» Data in this exercise

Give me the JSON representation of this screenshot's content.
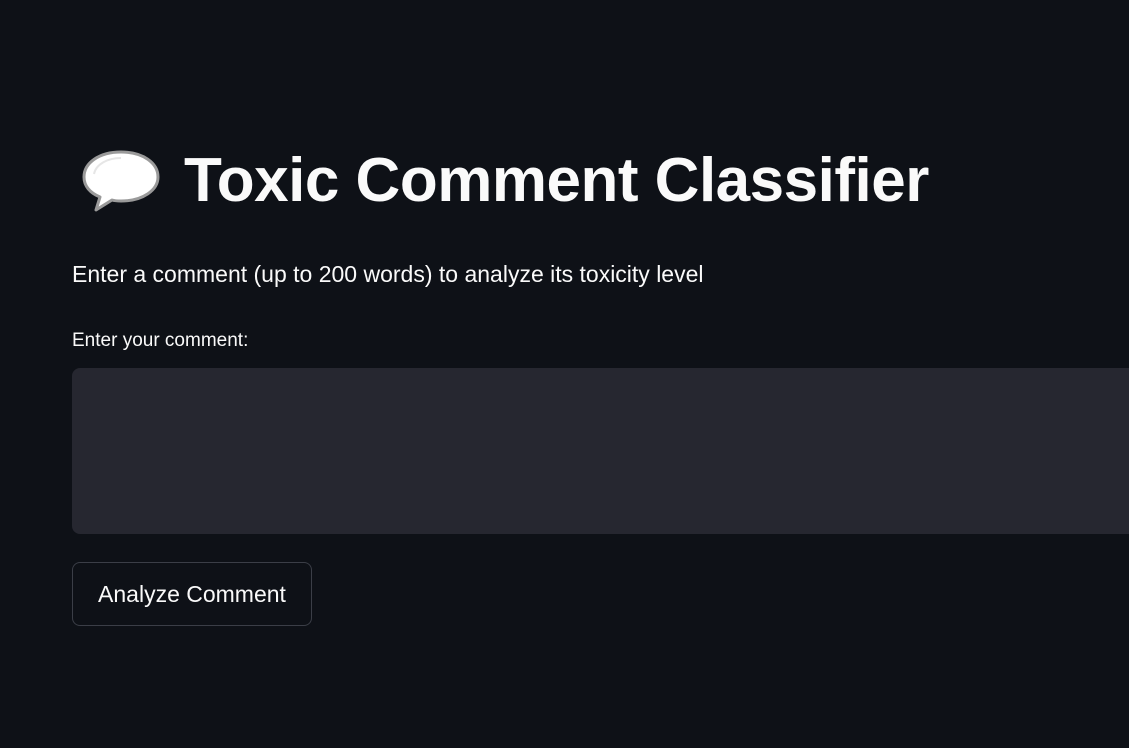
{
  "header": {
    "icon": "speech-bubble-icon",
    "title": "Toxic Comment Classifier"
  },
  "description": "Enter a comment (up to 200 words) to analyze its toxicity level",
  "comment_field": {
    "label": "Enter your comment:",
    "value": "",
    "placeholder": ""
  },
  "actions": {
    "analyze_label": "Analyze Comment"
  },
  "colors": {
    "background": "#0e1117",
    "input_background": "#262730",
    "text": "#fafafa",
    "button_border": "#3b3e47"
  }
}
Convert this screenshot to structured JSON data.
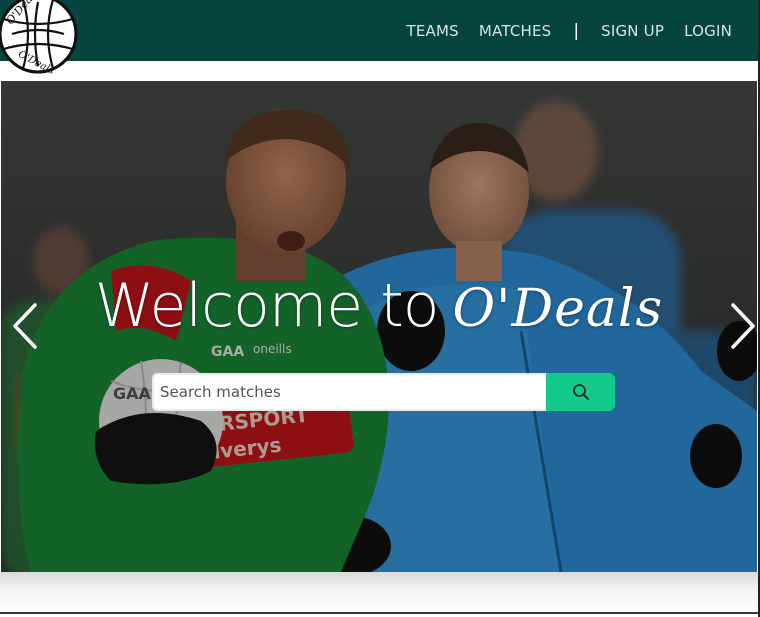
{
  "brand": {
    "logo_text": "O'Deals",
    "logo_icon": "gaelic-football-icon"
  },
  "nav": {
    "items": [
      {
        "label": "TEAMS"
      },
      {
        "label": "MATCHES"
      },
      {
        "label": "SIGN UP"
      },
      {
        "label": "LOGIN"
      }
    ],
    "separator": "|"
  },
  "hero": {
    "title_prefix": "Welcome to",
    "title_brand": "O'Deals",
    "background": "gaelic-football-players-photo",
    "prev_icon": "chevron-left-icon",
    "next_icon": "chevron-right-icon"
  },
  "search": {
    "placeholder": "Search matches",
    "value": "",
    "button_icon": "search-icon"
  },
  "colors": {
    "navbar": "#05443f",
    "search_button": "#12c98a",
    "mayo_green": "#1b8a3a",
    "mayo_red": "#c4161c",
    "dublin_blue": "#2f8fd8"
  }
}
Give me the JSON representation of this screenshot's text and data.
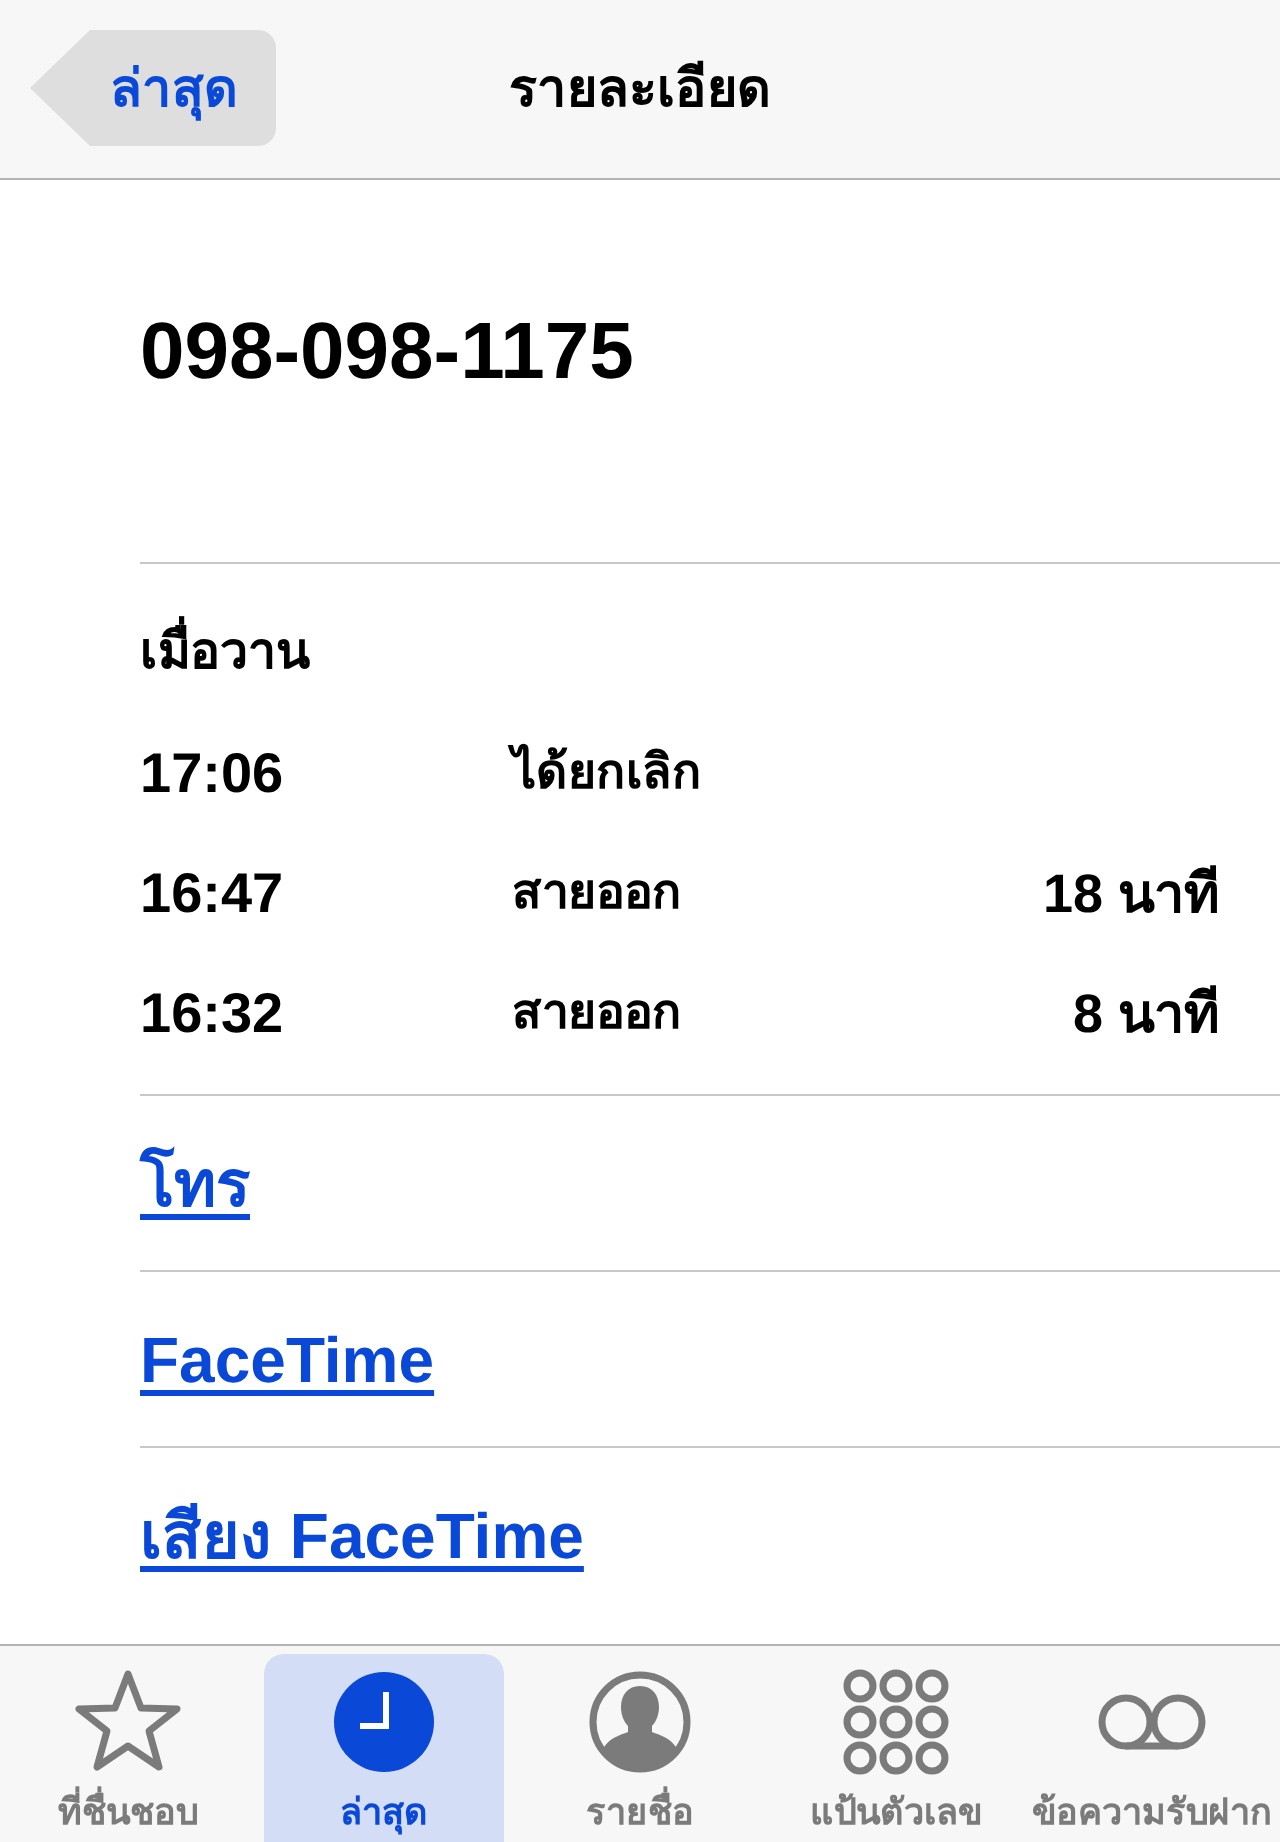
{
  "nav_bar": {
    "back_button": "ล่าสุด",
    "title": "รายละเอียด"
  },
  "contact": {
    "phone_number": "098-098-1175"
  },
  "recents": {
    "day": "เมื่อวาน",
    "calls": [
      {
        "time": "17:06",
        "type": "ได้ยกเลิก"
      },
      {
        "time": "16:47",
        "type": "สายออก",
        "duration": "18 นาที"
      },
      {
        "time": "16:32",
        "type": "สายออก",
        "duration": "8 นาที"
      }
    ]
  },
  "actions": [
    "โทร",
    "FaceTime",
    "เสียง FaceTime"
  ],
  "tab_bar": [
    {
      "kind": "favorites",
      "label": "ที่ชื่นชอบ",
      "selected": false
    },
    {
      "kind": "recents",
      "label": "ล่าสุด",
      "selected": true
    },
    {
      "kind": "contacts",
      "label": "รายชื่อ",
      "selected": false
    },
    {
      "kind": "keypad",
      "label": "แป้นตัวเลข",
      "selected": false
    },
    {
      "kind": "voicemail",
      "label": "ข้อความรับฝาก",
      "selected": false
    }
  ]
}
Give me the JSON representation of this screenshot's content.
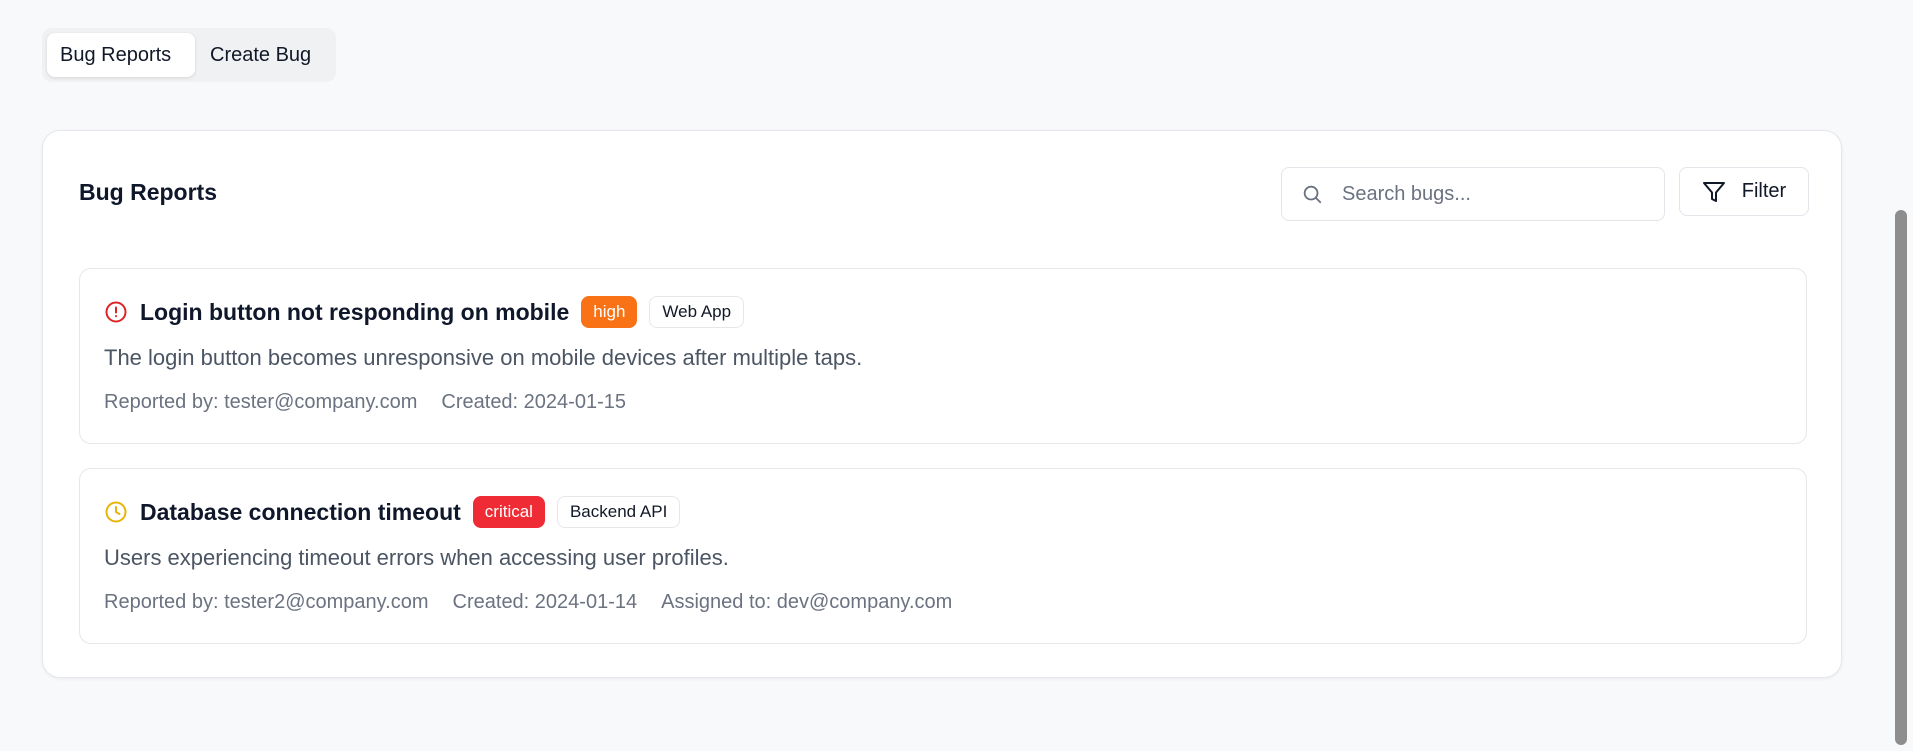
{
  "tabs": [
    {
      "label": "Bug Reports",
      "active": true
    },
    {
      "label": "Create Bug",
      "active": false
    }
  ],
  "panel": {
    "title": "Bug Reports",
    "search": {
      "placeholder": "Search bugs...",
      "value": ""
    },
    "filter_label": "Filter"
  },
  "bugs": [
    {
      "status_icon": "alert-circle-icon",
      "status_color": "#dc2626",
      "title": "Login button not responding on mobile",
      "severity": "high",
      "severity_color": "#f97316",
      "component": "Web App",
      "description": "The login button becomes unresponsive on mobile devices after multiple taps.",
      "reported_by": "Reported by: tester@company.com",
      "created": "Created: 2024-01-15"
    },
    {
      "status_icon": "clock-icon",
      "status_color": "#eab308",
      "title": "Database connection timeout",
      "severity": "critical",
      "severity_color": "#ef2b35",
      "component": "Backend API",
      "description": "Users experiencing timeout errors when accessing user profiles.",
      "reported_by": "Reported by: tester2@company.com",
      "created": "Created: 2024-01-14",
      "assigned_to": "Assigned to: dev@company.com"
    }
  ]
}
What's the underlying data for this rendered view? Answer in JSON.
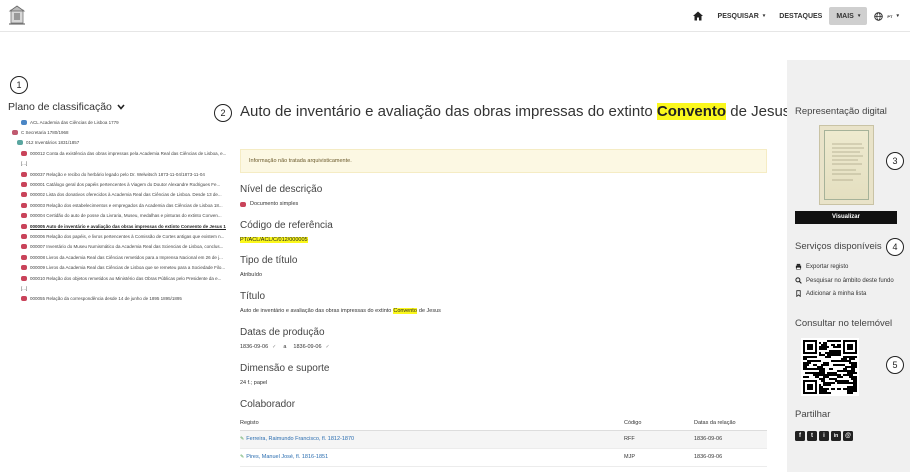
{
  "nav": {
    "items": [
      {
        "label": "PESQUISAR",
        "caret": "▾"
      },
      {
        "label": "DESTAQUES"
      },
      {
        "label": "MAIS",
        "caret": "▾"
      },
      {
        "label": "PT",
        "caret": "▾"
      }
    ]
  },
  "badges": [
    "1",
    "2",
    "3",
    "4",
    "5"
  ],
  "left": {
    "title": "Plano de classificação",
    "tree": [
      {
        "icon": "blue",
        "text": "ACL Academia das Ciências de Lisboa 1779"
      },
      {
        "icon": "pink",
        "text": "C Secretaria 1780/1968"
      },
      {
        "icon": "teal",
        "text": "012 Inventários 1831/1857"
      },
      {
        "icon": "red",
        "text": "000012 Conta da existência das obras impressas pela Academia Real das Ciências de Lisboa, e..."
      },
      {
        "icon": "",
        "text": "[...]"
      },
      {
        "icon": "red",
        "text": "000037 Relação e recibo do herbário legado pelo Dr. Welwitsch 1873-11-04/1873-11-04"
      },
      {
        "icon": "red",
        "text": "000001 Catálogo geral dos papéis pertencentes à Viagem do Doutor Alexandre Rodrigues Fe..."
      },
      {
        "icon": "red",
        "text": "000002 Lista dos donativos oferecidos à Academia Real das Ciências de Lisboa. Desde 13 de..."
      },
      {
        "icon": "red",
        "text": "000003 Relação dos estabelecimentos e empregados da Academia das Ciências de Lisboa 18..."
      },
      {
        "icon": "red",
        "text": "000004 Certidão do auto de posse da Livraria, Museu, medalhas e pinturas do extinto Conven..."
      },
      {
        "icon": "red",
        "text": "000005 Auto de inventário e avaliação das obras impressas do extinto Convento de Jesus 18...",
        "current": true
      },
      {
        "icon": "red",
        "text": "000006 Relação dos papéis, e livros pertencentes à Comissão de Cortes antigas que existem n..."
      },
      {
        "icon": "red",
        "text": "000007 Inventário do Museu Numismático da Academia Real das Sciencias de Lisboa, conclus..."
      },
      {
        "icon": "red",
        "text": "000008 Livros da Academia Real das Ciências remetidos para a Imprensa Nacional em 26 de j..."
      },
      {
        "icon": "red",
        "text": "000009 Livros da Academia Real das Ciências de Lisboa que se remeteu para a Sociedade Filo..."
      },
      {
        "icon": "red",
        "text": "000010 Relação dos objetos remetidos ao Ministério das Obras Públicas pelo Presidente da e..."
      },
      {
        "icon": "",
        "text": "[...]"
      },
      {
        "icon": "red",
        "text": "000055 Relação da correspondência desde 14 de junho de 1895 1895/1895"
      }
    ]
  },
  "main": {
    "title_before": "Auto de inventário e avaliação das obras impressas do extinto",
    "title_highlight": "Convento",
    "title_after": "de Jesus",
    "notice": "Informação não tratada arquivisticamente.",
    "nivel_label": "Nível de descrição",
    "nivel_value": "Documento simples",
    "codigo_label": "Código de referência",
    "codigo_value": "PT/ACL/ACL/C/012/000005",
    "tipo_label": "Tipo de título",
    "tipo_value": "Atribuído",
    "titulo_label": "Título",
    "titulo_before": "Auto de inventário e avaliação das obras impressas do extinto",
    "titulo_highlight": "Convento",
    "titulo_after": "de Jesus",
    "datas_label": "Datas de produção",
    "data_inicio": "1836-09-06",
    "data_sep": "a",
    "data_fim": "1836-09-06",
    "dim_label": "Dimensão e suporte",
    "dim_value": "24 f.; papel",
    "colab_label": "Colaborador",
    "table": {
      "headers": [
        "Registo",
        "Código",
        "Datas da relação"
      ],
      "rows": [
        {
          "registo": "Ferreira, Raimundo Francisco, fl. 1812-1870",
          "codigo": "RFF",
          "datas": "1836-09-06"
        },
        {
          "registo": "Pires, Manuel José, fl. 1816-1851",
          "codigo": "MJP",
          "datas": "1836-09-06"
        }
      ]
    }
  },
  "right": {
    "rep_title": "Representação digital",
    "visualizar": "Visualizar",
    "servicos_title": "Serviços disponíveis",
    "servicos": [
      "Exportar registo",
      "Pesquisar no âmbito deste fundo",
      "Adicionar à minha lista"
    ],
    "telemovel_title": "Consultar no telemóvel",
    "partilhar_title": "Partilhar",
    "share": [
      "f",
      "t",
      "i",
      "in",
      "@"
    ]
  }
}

» Aim of the task
Gather all the lines that include the word "description" and copy them out.

» Exercise solution
  "description": "Enter a comment (up to 200 words) to analyze its toxicity level",
      "description": "The login button becomes unresponsive on mobile devices after multiple taps.",
      "description": "Users experiencing timeout errors when accessing user profiles.",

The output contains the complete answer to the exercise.